Print the data from the very first line through the line that contains "1138, 1274, 1200]", both ends included, with every line exactly as it appears.
--
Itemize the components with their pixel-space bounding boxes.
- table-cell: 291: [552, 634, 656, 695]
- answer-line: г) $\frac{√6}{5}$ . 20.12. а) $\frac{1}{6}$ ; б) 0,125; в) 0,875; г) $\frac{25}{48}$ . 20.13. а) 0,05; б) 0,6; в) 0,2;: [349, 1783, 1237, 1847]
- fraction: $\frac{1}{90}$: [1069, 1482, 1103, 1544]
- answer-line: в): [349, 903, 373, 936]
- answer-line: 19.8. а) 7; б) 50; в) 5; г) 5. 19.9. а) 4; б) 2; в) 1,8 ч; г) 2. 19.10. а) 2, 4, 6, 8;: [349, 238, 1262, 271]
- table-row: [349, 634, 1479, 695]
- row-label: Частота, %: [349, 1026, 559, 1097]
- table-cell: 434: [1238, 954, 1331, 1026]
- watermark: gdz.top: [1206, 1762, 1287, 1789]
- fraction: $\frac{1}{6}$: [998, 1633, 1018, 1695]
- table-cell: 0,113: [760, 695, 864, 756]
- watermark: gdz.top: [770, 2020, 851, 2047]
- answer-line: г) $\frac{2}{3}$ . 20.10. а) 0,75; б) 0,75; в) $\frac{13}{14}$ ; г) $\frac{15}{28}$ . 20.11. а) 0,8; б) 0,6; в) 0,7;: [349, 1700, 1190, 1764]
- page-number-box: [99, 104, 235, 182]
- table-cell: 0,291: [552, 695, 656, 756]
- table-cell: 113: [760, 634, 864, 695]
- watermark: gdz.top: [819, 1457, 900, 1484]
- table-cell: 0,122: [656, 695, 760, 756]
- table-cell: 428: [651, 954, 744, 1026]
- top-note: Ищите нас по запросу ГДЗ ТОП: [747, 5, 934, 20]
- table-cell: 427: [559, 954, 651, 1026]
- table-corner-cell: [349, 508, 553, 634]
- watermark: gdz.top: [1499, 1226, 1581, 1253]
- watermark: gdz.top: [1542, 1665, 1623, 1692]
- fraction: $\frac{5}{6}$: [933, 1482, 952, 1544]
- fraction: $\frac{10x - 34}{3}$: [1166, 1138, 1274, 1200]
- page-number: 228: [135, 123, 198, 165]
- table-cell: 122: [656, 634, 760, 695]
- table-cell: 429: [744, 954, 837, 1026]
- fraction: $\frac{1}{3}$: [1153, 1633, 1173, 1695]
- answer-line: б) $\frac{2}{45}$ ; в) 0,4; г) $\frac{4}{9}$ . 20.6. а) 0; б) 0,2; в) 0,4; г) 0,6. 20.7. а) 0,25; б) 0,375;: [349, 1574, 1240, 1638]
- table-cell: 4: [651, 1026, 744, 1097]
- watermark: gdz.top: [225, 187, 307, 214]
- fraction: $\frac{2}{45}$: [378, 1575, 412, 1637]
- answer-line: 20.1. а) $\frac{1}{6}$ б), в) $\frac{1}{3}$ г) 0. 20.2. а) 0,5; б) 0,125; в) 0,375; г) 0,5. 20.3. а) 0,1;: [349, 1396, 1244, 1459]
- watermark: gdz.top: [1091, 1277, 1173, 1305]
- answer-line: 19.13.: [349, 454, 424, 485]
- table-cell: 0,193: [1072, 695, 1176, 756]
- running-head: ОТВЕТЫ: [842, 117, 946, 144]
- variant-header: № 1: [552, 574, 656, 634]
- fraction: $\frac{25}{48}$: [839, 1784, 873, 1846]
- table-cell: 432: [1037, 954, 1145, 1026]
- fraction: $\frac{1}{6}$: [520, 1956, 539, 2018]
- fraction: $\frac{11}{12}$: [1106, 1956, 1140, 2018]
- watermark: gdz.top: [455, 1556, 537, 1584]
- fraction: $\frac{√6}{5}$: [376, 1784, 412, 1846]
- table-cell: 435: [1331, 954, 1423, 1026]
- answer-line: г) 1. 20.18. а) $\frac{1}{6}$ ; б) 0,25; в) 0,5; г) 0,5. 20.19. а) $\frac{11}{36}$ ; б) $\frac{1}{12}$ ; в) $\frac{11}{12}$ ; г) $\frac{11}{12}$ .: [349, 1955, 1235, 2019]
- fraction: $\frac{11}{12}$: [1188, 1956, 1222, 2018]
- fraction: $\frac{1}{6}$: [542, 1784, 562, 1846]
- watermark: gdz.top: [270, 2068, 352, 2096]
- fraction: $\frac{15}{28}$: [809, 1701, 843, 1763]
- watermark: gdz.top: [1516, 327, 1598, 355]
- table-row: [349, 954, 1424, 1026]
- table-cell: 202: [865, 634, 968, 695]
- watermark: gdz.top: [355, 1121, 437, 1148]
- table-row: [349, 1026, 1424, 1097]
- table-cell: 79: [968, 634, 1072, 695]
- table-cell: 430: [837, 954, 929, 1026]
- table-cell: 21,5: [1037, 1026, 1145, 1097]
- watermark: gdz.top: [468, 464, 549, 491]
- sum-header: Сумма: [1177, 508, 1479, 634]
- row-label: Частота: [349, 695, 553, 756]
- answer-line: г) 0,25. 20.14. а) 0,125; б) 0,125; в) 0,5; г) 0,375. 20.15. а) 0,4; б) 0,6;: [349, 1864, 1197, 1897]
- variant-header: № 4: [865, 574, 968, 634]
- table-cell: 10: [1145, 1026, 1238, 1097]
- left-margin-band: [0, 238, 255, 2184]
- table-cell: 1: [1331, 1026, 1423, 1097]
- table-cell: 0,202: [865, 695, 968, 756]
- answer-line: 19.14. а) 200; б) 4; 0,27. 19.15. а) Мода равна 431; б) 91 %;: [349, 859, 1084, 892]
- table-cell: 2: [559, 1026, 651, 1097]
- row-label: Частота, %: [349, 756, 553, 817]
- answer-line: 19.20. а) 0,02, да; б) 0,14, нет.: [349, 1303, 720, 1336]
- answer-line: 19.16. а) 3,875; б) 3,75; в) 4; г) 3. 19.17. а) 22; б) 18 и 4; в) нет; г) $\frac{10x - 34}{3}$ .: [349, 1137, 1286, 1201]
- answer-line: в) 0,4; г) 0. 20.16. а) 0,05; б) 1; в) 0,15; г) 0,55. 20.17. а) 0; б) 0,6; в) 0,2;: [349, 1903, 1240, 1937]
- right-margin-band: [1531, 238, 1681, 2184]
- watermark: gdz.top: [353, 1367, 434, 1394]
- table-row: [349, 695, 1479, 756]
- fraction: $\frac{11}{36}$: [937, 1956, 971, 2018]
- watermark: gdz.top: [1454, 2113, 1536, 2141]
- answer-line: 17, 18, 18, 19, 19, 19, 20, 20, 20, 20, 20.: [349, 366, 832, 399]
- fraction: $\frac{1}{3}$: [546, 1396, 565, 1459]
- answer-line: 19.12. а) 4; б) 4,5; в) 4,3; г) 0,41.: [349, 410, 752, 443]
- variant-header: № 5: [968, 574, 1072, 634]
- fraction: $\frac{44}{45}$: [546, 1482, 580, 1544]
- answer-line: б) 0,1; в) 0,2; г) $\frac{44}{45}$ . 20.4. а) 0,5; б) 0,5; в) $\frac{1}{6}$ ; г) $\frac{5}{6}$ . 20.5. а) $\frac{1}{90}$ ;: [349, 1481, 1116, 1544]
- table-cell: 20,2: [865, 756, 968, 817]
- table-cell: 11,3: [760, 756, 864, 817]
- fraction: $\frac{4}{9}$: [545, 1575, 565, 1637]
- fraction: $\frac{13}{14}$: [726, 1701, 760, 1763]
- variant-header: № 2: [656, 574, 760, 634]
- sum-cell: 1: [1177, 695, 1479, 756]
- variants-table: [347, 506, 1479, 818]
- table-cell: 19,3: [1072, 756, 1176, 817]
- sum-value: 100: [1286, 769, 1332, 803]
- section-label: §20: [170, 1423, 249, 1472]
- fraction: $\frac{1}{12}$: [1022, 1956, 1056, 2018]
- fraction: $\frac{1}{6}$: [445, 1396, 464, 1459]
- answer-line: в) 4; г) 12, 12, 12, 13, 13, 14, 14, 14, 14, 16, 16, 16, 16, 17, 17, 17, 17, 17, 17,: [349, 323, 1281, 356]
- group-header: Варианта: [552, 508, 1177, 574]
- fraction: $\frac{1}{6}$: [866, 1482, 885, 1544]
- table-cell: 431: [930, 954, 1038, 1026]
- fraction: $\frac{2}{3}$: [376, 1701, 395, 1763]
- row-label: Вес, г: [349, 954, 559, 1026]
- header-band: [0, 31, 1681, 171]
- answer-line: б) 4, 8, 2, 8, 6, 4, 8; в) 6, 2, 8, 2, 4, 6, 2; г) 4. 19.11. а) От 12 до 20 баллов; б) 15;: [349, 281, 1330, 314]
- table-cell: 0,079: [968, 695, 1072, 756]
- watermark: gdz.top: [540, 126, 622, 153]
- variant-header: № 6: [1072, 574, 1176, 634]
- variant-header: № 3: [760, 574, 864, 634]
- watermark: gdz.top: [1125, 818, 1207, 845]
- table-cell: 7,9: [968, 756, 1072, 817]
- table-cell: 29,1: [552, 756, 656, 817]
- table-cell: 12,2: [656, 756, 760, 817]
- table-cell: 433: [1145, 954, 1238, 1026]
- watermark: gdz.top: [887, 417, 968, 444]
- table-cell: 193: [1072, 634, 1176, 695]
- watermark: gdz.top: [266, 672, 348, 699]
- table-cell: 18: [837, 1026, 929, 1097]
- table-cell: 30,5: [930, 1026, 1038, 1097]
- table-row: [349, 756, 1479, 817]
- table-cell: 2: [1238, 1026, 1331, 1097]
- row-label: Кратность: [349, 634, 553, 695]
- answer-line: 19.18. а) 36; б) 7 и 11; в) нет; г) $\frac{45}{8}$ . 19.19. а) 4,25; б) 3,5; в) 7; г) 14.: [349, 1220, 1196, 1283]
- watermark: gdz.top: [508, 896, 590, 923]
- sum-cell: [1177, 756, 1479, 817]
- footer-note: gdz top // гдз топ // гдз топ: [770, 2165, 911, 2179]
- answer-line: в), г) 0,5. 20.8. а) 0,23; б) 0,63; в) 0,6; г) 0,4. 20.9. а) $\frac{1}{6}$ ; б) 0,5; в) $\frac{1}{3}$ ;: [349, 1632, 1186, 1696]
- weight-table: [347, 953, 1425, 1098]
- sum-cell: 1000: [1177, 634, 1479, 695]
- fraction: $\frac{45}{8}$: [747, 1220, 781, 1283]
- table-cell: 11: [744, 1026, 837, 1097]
--
▸ Response
Itemize the components with their pixel-space bounding boxes.
- table-cell: 291: [552, 634, 656, 695]
- answer-line: г) $\frac{√6}{5}$ . 20.12. а) $\frac{1}{6}$ ; б) 0,125; в) 0,875; г) $\frac{25}{48}$ . 20.13. а) 0,05; б) 0,6; в) 0,2;: [349, 1783, 1237, 1847]
- fraction: $\frac{1}{90}$: [1069, 1482, 1103, 1544]
- answer-line: в): [349, 903, 373, 936]
- answer-line: 19.8. а) 7; б) 50; в) 5; г) 5. 19.9. а) 4; б) 2; в) 1,8 ч; г) 2. 19.10. а) 2, 4, 6, 8;: [349, 238, 1262, 271]
- table-row: [349, 634, 1479, 695]
- row-label: Частота, %: [349, 1026, 559, 1097]
- table-cell: 434: [1238, 954, 1331, 1026]
- watermark: gdz.top: [1206, 1762, 1287, 1789]
- fraction: $\frac{1}{6}$: [998, 1633, 1018, 1695]
- table-cell: 0,113: [760, 695, 864, 756]
- watermark: gdz.top: [770, 2020, 851, 2047]
- answer-line: г) $\frac{2}{3}$ . 20.10. а) 0,75; б) 0,75; в) $\frac{13}{14}$ ; г) $\frac{15}{28}$ . 20.11. а) 0,8; б) 0,6; в) 0,7;: [349, 1700, 1190, 1764]
- page-number-box: [99, 104, 235, 182]
- table-cell: 0,291: [552, 695, 656, 756]
- table-cell: 113: [760, 634, 864, 695]
- watermark: gdz.top: [819, 1457, 900, 1484]
- table-cell: 0,122: [656, 695, 760, 756]
- table-cell: 428: [651, 954, 744, 1026]
- top-note: Ищите нас по запросу ГДЗ ТОП: [747, 5, 934, 20]
- table-cell: 427: [559, 954, 651, 1026]
- table-corner-cell: [349, 508, 553, 634]
- watermark: gdz.top: [1499, 1226, 1581, 1253]
- watermark: gdz.top: [1542, 1665, 1623, 1692]
- fraction: $\frac{5}{6}$: [933, 1482, 952, 1544]
- fraction: $\frac{10x - 34}{3}$: [1166, 1138, 1274, 1200]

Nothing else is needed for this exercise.